* BEGIN MATERIAL FOR THIS TASK *

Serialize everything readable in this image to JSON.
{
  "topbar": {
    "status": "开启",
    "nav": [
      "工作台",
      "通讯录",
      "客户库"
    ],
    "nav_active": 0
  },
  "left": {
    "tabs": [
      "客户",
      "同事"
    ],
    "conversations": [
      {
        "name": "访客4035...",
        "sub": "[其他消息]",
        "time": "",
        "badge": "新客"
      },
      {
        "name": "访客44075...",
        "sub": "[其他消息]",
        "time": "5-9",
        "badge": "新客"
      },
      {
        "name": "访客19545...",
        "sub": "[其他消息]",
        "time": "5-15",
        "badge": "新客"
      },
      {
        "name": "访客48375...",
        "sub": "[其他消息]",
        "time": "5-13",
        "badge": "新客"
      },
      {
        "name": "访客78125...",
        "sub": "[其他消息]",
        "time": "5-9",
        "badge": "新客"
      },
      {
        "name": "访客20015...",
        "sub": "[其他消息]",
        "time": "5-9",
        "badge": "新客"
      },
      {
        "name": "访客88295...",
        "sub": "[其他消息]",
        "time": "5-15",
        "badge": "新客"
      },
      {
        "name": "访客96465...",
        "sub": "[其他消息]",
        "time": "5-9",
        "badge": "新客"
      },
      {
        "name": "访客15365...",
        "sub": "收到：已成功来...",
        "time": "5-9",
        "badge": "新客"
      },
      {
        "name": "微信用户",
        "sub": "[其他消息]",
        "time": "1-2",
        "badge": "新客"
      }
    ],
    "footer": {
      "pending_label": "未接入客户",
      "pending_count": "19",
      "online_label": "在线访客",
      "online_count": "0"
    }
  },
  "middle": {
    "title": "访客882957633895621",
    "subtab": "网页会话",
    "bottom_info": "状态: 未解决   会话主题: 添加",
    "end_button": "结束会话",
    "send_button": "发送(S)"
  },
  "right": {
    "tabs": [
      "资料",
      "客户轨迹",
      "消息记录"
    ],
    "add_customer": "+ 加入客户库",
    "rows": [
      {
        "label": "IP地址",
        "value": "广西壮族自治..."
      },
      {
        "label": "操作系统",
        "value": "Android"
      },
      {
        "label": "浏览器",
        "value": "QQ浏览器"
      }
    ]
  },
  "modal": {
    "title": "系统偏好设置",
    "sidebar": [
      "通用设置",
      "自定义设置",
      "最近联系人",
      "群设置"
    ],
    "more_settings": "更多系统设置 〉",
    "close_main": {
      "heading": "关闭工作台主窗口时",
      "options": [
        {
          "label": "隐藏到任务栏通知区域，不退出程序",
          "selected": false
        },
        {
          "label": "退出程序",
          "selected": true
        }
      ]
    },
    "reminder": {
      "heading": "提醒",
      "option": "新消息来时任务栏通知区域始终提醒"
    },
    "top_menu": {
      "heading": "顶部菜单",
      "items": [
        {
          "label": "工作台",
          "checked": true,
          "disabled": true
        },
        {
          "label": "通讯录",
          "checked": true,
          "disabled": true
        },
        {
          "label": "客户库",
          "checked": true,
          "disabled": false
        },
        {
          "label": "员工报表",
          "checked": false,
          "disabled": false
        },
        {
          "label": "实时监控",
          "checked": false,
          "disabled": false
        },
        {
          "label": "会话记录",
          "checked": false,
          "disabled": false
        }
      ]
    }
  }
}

* END MATERIAL FOR THIS TASK *

[STATED GOAL]: Repeat back the data above, exact to the last character.

[RESULT OF THIS TASK]:
Serialize everything readable in this image to JSON.
{
  "topbar": {
    "status": "开启",
    "nav": [
      "工作台",
      "通讯录",
      "客户库"
    ],
    "nav_active": 0
  },
  "left": {
    "tabs": [
      "客户",
      "同事"
    ],
    "conversations": [
      {
        "name": "访客4035...",
        "sub": "[其他消息]",
        "time": "",
        "badge": "新客"
      },
      {
        "name": "访客44075...",
        "sub": "[其他消息]",
        "time": "5-9",
        "badge": "新客"
      },
      {
        "name": "访客19545...",
        "sub": "[其他消息]",
        "time": "5-15",
        "badge": "新客"
      },
      {
        "name": "访客48375...",
        "sub": "[其他消息]",
        "time": "5-13",
        "badge": "新客"
      },
      {
        "name": "访客78125...",
        "sub": "[其他消息]",
        "time": "5-9",
        "badge": "新客"
      },
      {
        "name": "访客20015...",
        "sub": "[其他消息]",
        "time": "5-9",
        "badge": "新客"
      },
      {
        "name": "访客88295...",
        "sub": "[其他消息]",
        "time": "5-15",
        "badge": "新客"
      },
      {
        "name": "访客96465...",
        "sub": "[其他消息]",
        "time": "5-9",
        "badge": "新客"
      },
      {
        "name": "访客15365...",
        "sub": "收到：已成功来...",
        "time": "5-9",
        "badge": "新客"
      },
      {
        "name": "微信用户",
        "sub": "[其他消息]",
        "time": "1-2",
        "badge": "新客"
      }
    ],
    "footer": {
      "pending_label": "未接入客户",
      "pending_count": "19",
      "online_label": "在线访客",
      "online_count": "0"
    }
  },
  "middle": {
    "title": "访客882957633895621",
    "subtab": "网页会话",
    "bottom_info": "状态: 未解决   会话主题: 添加",
    "end_button": "结束会话",
    "send_button": "发送(S)"
  },
  "right": {
    "tabs": [
      "资料",
      "客户轨迹",
      "消息记录"
    ],
    "add_customer": "+ 加入客户库",
    "rows": [
      {
        "label": "IP地址",
        "value": "广西壮族自治..."
      },
      {
        "label": "操作系统",
        "value": "Android"
      },
      {
        "label": "浏览器",
        "value": "QQ浏览器"
      }
    ]
  },
  "modal": {
    "title": "系统偏好设置",
    "sidebar": [
      "通用设置",
      "自定义设置",
      "最近联系人",
      "群设置"
    ],
    "more_settings": "更多系统设置 〉",
    "close_main": {
      "heading": "关闭工作台主窗口时",
      "options": [
        {
          "label": "隐藏到任务栏通知区域，不退出程序",
          "selected": false
        },
        {
          "label": "退出程序",
          "selected": true
        }
      ]
    },
    "reminder": {
      "heading": "提醒",
      "option": "新消息来时任务栏通知区域始终提醒"
    },
    "top_menu": {
      "heading": "顶部菜单",
      "items": [
        {
          "label": "工作台",
          "checked": true,
          "disabled": true
        },
        {
          "label": "通讯录",
          "checked": true,
          "disabled": true
        },
        {
          "label": "客户库",
          "checked": true,
          "disabled": false
        },
        {
          "label": "员工报表",
          "checked": false,
          "disabled": false
        },
        {
          "label": "实时监控",
          "checked": false,
          "disabled": false
        },
        {
          "label": "会话记录",
          "checked": false,
          "disabled": false
        }
      ]
    }
  }
}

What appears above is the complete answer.